§ PROBLEM: Each line below should be retyped exactly, with no pictures.

Extracted data entries:
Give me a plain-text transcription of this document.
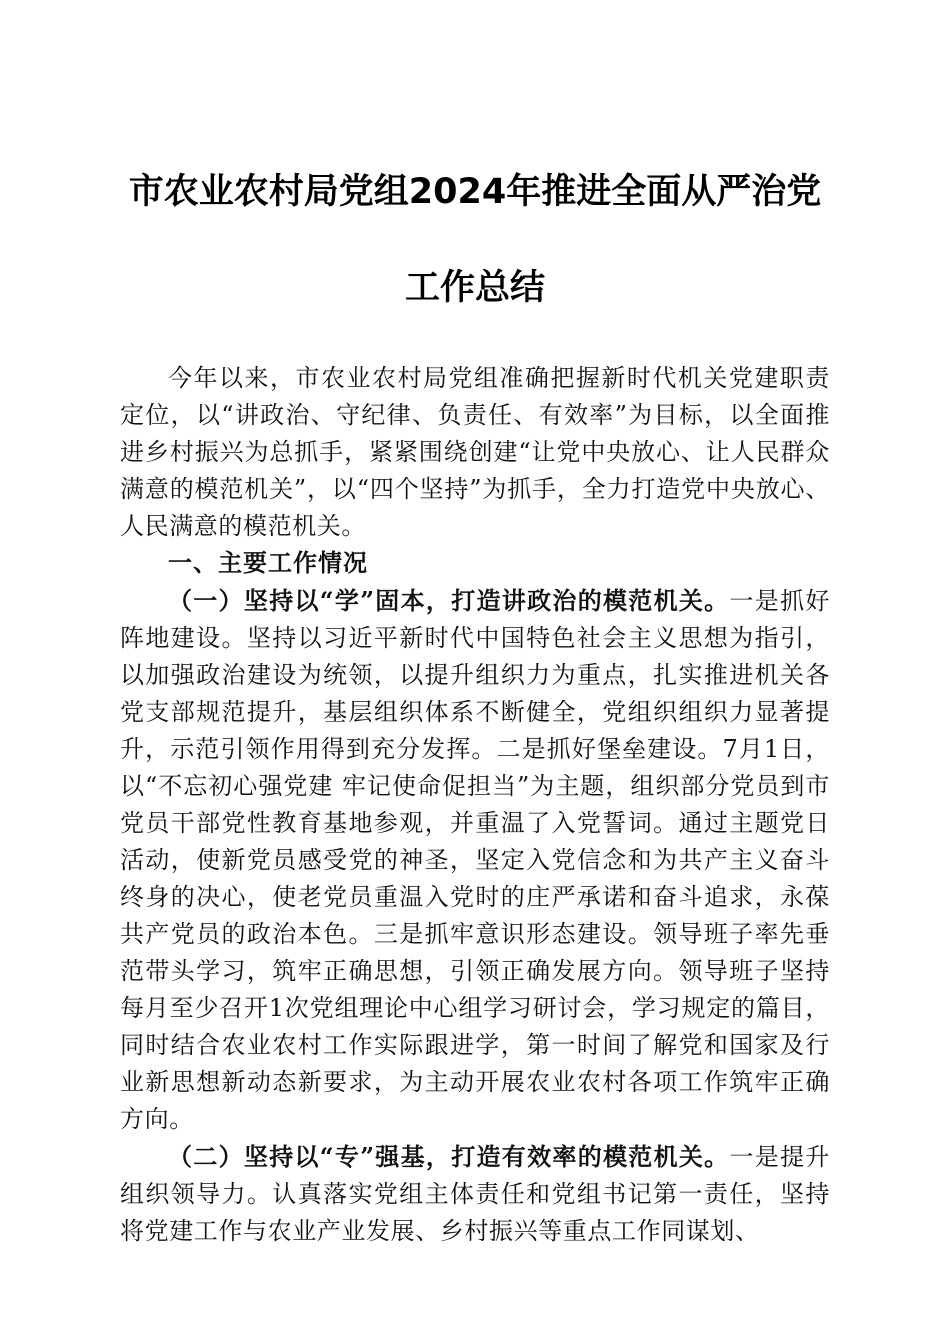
市农业农村局党组2024年推进全面从严治党
工作总结

今年以来，市农业农村局党组准确把握新时代机关党建职责定位，以“讲政治、守纪律、负责任、有效率”为目标，以全面推进乡村振兴为总抓手，紧紧围绕创建“让党中央放心、让人民群众满意的模范机关”，以“四个坚持”为抓手，全力打造党中央放心、人民满意的模范机关。

一、主要工作情况

（一）坚持以“学”固本，打造讲政治的模范机关。一是抓好阵地建设。坚持以习近平新时代中国特色社会主义思想为指引，以加强政治建设为统领，以提升组织力为重点，扎实推进机关各党支部规范提升，基层组织体系不断健全，党组织组织力显著提升，示范引领作用得到充分发挥。二是抓好堡垒建设。7月1日，以“不忘初心强党建 牢记使命促担当”为主题，组织部分党员到市党员干部党性教育基地参观，并重温了入党誓词。通过主题党日活动，使新党员感受党的神圣，坚定入党信念和为共产主义奋斗终身的决心，使老党员重温入党时的庄严承诺和奋斗追求，永葆共产党员的政治本色。三是抓牢意识形态建设。领导班子率先垂范带头学习，筑牢正确思想，引领正确发展方向。领导班子坚持每月至少召开1次党组理论中心组学习研讨会，学习规定的篇目，同时结合农业农村工作实际跟进学，第一时间了解党和国家及行业新思想新动态新要求，为主动开展农业农村各项工作筑牢正确方向。

（二）坚持以“专”强基，打造有效率的模范机关。一是提升组织领导力。认真落实党组主体责任和党组书记第一责任，坚持将党建工作与农业产业发展、乡村振兴等重点工作同谋划、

§ TASK SOLUTION:
Give me a plain-text transcription of this document.
市农业农村局党组2024年推进全面从严治党
工作总结

今年以来，市农业农村局党组准确把握新时代机关党建职责定位，以“讲政治、守纪律、负责任、有效率”为目标，以全面推进乡村振兴为总抓手，紧紧围绕创建“让党中央放心、让人民群众满意的模范机关”，以“四个坚持”为抓手，全力打造党中央放心、人民满意的模范机关。

一、主要工作情况

（一）坚持以“学”固本，打造讲政治的模范机关。一是抓好阵地建设。坚持以习近平新时代中国特色社会主义思想为指引，以加强政治建设为统领，以提升组织力为重点，扎实推进机关各党支部规范提升，基层组织体系不断健全，党组织组织力显著提升，示范引领作用得到充分发挥。二是抓好堡垒建设。7月1日，以“不忘初心强党建 牢记使命促担当”为主题，组织部分党员到市党员干部党性教育基地参观，并重温了入党誓词。通过主题党日活动，使新党员感受党的神圣，坚定入党信念和为共产主义奋斗终身的决心，使老党员重温入党时的庄严承诺和奋斗追求，永葆共产党员的政治本色。三是抓牢意识形态建设。领导班子率先垂范带头学习，筑牢正确思想，引领正确发展方向。领导班子坚持每月至少召开1次党组理论中心组学习研讨会，学习规定的篇目，同时结合农业农村工作实际跟进学，第一时间了解党和国家及行业新思想新动态新要求，为主动开展农业农村各项工作筑牢正确方向。

（二）坚持以“专”强基，打造有效率的模范机关。一是提升组织领导力。认真落实党组主体责任和党组书记第一责任，坚持将党建工作与农业产业发展、乡村振兴等重点工作同谋划、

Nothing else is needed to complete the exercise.